## PAGE EXTRACT
Note 2 - Net Loss Per Common Share

         SFAS No. 128, "Earnings per Share" requires that the Company present
basic and diluted net income per share. Net loss per common share is calculated
by dividing net loss by the weighted average number of common shares
outstanding for each period presented. The weighted average number of common
shares outstanding for basic net loss per common share was 1,000,000 for the
six months ended June 30, 1999, and 1,000,000 for the three months ended June
30, 1999. The Company did not have any common stock equivalents during the six
months ended June 30, 1999.

Part 1 - FINANCIAL INFORMATION

Item 2.  Management's Discussion and Analysis of Financial Condition and
Results of Operation.

         The following discussion contains forward-looking statements within
the meaning of the Private Securities Litigation Reform Act of 1995, such as
statements relating to financial results and plans for future business
development activities, and are thus prospective. Such forward-looking
statements are subject to risks, uncertainties, and other factors which could
cause actual results to differ materially from future results expressed or
implied by such forward-looking statements. These statements appear in a number
of places in this report and include all statements that are not statements of
historical fact regarding our intent, belief, or expectations. These
forward-looking statements are not guarantees of future performance and actual
results may differ materially from those projected in the forward-looking
statements. Potential risks and uncertainties include, but are not limited to,
our brief operating history, our ability to manage rapid growth, general
economic conditions, competition, interest rate sensitivity, and exposure to
regulatory and legislative changes. Additional risks are discussed in detail in
our filings with the Securities and Exchange Commission, including the "Risk
Factors" section in our Registration Statement on Form SB-2 (Registration
Number 333-70589) as filed with and declared effective by the Securities and
Exchange Commission.

         Until May 17, 1999, the Company's principal activities related to its
organization, the conducting of its initial public offering, the pursuit of
approvals from the OCC for its application to charter the Bank, and the pursuit
of approvals from the FDIC for its application for insurance of the deposits of
the Bank. In February 1999, the Company received preliminary approval from the
OCC to charter the Bank. On March 10, 1999, the FDIC granted preliminary
approval of deposit insurance application for the Bank. The Bank opened for
business on May 17, 1999.

## DATASET
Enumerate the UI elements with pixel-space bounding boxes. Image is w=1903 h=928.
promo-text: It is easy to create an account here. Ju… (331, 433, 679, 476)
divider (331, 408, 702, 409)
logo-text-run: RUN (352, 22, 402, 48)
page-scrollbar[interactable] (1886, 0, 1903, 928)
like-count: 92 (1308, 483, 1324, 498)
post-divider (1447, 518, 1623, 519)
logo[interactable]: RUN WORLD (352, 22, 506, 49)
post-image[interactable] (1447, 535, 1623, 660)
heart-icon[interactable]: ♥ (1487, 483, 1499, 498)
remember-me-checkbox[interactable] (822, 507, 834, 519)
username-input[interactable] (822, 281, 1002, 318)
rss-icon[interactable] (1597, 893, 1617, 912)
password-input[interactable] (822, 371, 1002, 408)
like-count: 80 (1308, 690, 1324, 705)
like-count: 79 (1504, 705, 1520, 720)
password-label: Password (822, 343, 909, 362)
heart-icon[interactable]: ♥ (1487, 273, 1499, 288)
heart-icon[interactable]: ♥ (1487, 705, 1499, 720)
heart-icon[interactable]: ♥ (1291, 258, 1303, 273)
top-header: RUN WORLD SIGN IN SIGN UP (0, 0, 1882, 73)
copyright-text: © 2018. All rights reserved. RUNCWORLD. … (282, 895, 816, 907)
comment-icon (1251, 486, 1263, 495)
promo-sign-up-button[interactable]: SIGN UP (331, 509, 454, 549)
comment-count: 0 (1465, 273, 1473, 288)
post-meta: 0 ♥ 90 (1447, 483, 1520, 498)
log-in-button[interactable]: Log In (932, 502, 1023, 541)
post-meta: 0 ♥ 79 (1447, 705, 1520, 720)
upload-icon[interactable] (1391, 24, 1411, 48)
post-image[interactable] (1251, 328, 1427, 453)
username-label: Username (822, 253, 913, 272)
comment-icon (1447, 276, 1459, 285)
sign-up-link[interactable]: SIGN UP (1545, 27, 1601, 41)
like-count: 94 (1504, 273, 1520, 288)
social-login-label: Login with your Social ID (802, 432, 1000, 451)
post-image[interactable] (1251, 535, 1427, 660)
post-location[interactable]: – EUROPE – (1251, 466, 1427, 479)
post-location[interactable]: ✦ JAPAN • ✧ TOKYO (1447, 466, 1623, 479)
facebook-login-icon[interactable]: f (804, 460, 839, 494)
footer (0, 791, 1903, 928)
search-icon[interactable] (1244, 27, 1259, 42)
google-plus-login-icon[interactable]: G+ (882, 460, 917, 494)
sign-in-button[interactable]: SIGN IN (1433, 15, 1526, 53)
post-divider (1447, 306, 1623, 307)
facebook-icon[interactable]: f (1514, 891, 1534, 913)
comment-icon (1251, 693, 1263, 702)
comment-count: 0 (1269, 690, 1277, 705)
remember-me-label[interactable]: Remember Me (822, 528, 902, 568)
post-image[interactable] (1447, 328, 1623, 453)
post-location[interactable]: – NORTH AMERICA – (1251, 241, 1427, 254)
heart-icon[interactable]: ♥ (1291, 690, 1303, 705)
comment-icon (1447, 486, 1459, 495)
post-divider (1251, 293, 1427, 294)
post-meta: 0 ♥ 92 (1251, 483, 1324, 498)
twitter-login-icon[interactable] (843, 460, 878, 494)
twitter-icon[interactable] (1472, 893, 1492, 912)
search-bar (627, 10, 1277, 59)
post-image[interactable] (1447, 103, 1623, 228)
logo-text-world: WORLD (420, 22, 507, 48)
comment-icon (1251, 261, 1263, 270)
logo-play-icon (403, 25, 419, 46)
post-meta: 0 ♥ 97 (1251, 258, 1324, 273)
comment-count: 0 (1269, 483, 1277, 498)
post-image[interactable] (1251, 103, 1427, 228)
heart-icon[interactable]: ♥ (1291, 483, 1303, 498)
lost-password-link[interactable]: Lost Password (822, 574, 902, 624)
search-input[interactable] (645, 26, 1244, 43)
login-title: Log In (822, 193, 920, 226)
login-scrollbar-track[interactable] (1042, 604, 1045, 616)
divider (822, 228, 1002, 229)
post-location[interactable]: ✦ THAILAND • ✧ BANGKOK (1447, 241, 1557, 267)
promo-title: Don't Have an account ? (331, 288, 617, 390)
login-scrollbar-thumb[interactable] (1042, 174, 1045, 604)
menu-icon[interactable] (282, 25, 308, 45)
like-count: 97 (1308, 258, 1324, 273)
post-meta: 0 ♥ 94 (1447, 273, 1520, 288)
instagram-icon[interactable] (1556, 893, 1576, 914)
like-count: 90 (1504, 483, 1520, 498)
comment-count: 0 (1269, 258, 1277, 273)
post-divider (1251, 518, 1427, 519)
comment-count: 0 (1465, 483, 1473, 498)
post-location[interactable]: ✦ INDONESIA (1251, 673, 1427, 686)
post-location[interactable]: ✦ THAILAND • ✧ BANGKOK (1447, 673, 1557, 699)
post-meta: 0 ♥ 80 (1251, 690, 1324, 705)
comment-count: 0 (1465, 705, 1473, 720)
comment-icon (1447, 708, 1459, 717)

## LIST OF TASKS
a) Please extract the passage of the financial report from "Note 2 - Net" up to and including "June 30, 1999.".
b) For each statement, answer yes or no on whether it agrees with the financial report, and quote the deciding words from it. (i) The Bank opened for business on May 17, 1999. (ii) The FDIC granted preliminary approval of the deposit insurance application in February 1999. (iii) The Company had common stock equivalents during the six months ended June 30, 1999.
Use only the financial report, with no outside information.

## LIST OF SOLUTIONS
a)
Note 2 - Net Loss Per Common Share

         SFAS No. 128, "Earnings per Share" requires that the Company present
basic and diluted net income per share. Net loss per common share is calculated
by dividing net loss by the weighted average number of common shares
outstanding for each period presented. The weighted average number of common
shares outstanding for basic net loss per common share was 1,000,000 for the
six months ended June 30, 1999, and 1,000,000 for the three months ended June
30, 1999. The Company did not have any common stock equivalents during the six
months ended June 30, 1999.

b)
(i) Yes: "The Bank opened for business on May 17, 1999."
(ii) No: "On March 10, 1999, the FDIC granted preliminary approval of deposit insurance application for the Bank."
(iii) No: "The Company did not have any common stock equivalents during the six months ended June 30, 1999."